**Data items**
+===+

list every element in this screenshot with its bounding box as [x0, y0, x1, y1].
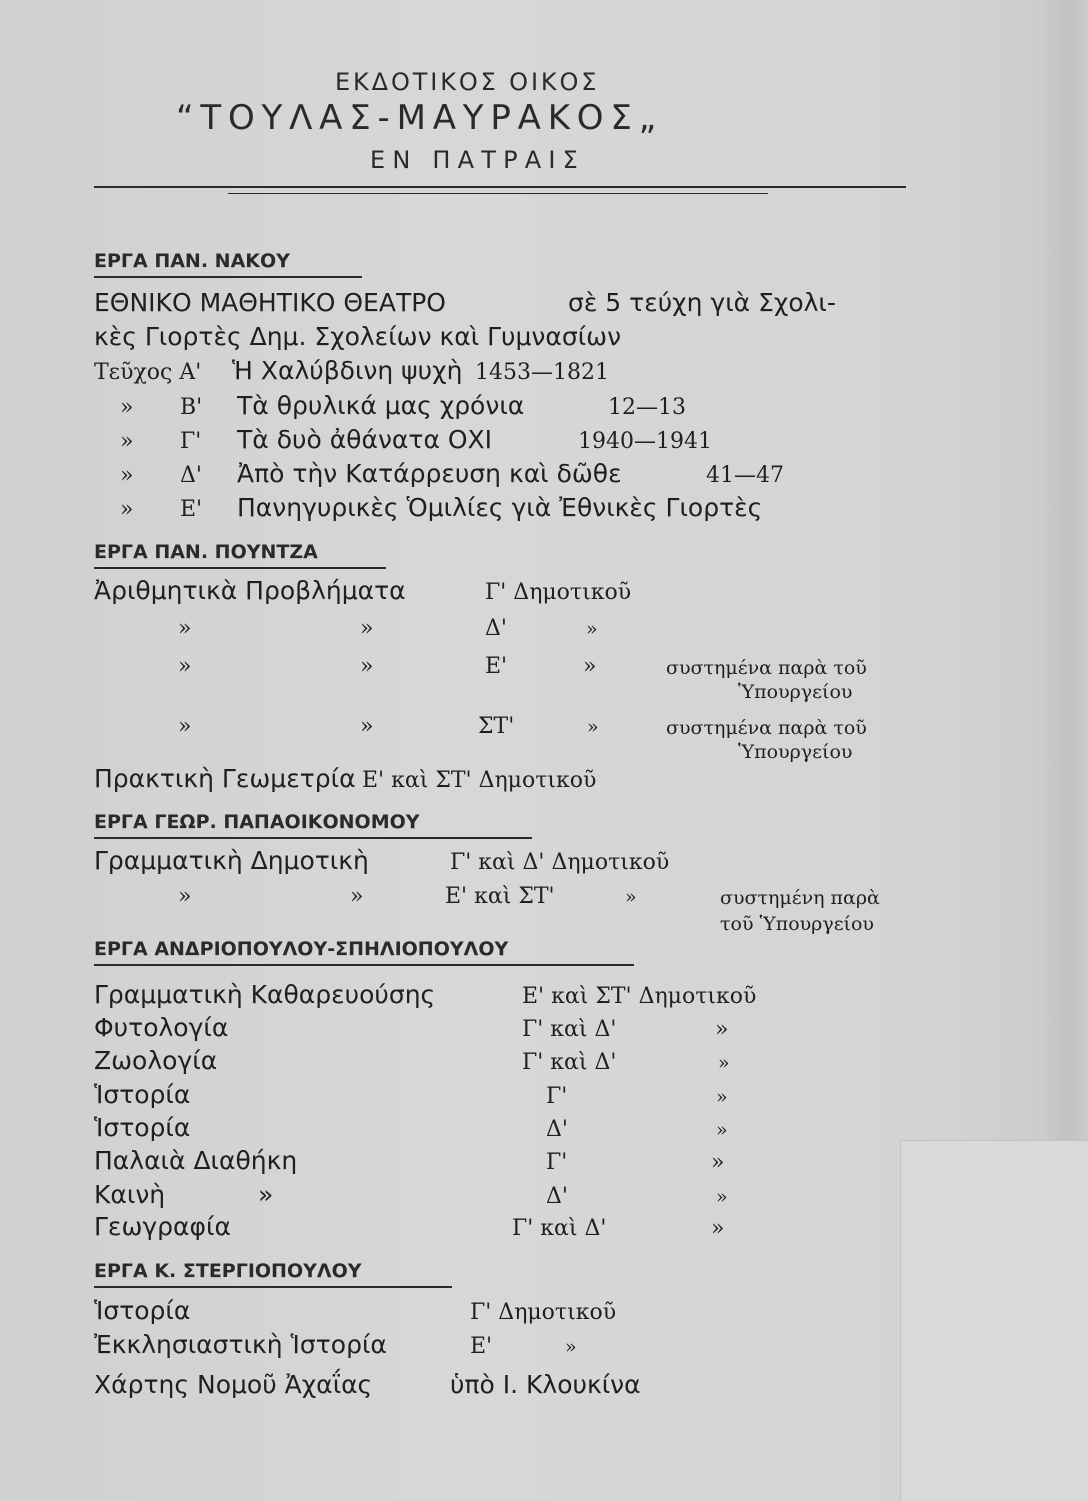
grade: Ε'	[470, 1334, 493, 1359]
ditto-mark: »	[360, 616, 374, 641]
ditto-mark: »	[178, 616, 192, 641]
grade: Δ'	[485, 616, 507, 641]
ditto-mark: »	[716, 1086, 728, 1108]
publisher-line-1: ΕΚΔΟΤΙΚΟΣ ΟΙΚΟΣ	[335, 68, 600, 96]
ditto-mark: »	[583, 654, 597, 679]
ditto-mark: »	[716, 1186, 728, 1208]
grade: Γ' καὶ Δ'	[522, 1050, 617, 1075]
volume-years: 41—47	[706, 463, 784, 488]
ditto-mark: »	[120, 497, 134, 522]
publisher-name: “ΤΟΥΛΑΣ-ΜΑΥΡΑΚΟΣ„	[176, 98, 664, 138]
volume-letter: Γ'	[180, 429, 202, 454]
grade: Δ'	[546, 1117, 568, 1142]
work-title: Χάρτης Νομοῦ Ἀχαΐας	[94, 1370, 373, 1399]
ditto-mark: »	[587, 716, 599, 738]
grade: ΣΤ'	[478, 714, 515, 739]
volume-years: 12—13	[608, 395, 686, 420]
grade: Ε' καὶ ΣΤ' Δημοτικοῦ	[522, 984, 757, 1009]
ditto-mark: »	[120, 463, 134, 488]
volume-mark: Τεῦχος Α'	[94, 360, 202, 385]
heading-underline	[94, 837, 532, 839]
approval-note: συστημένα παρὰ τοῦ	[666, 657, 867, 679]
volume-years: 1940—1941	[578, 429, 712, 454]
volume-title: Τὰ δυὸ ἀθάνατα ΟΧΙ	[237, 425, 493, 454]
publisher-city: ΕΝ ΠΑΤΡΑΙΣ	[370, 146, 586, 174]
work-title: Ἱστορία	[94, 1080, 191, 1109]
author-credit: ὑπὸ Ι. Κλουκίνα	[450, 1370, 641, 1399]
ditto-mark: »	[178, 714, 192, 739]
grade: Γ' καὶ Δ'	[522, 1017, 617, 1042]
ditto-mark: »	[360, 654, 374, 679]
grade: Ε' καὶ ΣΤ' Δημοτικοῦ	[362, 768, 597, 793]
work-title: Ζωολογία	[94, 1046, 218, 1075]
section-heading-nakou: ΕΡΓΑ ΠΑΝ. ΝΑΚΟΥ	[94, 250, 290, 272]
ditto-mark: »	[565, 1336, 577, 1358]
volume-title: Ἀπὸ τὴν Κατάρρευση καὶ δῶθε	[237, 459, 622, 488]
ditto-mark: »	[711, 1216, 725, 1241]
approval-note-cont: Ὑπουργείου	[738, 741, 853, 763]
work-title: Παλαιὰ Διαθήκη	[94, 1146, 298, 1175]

+===+

**Short task**
Please locate every line in the material that contains the string "years" and copy each of those lines. Case counts.

**Solution for this problem**
volume-years: 41—47	[706, 463, 784, 488]
volume-years: 12—13	[608, 395, 686, 420]
volume-years: 1940—1941	[578, 429, 712, 454]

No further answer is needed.